[start of Records shown]

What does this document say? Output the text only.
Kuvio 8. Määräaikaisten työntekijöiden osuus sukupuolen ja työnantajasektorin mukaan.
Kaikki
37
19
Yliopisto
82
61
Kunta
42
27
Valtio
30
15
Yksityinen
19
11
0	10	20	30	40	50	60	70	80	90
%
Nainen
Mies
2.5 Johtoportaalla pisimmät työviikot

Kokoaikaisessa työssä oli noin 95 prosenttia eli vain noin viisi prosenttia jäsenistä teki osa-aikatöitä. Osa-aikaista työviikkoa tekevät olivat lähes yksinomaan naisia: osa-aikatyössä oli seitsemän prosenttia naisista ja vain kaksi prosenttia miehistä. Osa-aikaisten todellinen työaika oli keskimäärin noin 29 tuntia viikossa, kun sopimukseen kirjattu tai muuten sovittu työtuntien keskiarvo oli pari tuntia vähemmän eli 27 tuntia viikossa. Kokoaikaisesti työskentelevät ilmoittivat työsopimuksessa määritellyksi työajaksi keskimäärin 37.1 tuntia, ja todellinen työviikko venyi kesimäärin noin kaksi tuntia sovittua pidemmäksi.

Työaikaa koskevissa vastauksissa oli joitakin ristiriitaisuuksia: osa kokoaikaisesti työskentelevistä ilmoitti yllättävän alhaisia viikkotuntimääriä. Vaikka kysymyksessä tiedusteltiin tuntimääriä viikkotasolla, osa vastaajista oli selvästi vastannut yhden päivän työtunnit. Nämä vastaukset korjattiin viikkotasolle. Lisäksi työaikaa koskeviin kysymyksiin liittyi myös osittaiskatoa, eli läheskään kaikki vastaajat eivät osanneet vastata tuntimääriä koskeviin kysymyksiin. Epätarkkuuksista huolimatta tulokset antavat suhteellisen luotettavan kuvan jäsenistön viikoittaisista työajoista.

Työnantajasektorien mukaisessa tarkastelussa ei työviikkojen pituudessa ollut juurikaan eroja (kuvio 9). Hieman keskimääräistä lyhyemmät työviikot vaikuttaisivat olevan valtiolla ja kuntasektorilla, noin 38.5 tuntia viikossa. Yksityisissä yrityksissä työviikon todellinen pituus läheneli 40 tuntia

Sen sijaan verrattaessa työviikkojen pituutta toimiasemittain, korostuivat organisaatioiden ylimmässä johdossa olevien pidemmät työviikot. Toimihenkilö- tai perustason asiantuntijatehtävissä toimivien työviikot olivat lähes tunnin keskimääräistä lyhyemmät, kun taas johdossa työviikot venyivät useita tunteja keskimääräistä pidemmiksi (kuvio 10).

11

[end of Records shown]
[start of Records shown]

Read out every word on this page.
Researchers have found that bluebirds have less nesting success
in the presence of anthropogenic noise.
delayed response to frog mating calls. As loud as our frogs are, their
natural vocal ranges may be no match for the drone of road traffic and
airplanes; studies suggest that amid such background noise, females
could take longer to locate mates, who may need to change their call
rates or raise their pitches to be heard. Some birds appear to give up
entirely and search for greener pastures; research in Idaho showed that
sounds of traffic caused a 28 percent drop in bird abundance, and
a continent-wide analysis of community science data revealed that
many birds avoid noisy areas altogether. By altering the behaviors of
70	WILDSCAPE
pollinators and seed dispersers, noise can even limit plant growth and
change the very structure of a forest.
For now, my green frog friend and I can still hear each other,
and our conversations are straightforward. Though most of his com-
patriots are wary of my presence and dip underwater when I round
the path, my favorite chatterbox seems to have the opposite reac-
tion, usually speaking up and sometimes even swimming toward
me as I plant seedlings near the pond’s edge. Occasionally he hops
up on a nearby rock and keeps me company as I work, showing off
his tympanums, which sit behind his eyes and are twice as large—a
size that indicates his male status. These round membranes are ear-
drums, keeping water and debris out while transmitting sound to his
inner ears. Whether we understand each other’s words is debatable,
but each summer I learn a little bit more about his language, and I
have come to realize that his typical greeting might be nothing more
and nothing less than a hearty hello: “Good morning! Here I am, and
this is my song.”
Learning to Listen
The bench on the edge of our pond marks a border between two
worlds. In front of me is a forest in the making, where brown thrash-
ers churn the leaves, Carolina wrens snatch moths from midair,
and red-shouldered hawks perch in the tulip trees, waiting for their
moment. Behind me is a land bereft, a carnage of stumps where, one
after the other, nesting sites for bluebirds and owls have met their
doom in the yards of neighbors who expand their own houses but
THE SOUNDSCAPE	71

[end of Records shown]
[start of Records shown]

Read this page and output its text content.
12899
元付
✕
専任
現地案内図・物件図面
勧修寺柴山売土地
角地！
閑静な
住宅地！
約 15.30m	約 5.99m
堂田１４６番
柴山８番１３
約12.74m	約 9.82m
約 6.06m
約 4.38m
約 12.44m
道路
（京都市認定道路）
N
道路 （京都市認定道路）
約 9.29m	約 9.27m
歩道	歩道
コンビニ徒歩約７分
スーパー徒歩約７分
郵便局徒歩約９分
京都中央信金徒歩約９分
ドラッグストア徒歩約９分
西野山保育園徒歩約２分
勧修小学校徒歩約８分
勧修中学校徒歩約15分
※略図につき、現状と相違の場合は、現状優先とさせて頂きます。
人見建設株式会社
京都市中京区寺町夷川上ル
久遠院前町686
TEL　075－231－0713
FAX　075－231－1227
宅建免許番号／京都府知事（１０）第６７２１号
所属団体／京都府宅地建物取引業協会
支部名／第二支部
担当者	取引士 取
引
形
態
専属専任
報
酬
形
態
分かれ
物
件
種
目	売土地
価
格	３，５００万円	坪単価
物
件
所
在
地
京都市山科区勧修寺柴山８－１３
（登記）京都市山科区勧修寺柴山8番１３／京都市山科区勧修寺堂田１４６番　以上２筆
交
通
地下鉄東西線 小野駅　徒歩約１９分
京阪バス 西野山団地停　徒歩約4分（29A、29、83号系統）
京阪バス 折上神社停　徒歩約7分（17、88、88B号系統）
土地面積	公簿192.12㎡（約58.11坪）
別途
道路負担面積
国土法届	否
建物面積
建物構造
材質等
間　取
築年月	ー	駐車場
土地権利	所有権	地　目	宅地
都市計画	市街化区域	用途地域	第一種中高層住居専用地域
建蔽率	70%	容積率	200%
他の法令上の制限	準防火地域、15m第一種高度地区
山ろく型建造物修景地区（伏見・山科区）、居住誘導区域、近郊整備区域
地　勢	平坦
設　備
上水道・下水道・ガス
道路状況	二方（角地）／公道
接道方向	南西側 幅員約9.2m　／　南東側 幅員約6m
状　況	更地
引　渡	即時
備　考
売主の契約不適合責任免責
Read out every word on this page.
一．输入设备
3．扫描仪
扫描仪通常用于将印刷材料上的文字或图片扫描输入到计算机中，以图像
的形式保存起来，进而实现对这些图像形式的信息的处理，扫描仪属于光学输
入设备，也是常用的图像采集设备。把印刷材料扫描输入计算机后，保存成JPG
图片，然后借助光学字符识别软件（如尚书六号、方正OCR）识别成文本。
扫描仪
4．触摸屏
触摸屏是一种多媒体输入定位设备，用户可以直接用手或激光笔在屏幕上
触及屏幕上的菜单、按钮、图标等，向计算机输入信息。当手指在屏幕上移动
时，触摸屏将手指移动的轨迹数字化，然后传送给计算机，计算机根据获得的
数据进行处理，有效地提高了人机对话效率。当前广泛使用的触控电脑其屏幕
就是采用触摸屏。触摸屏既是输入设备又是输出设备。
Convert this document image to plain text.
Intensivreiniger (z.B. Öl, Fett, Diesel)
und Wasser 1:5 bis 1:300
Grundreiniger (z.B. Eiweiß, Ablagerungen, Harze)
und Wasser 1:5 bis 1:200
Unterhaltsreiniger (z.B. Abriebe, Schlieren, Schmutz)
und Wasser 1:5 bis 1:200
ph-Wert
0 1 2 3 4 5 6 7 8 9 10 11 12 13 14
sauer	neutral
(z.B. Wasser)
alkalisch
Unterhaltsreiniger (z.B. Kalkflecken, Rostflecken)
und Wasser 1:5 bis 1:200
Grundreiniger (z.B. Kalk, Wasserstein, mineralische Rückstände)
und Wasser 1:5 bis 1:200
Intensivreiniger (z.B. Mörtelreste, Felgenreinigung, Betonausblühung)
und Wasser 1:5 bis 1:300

[end of Records shown]

■ What to do:
From the data above, copy each line that has the string "even".

■ The response:
pollinators and seed dispersers, noise can even limit plant growth and
tion, usually speaking up and sometimes even swimming toward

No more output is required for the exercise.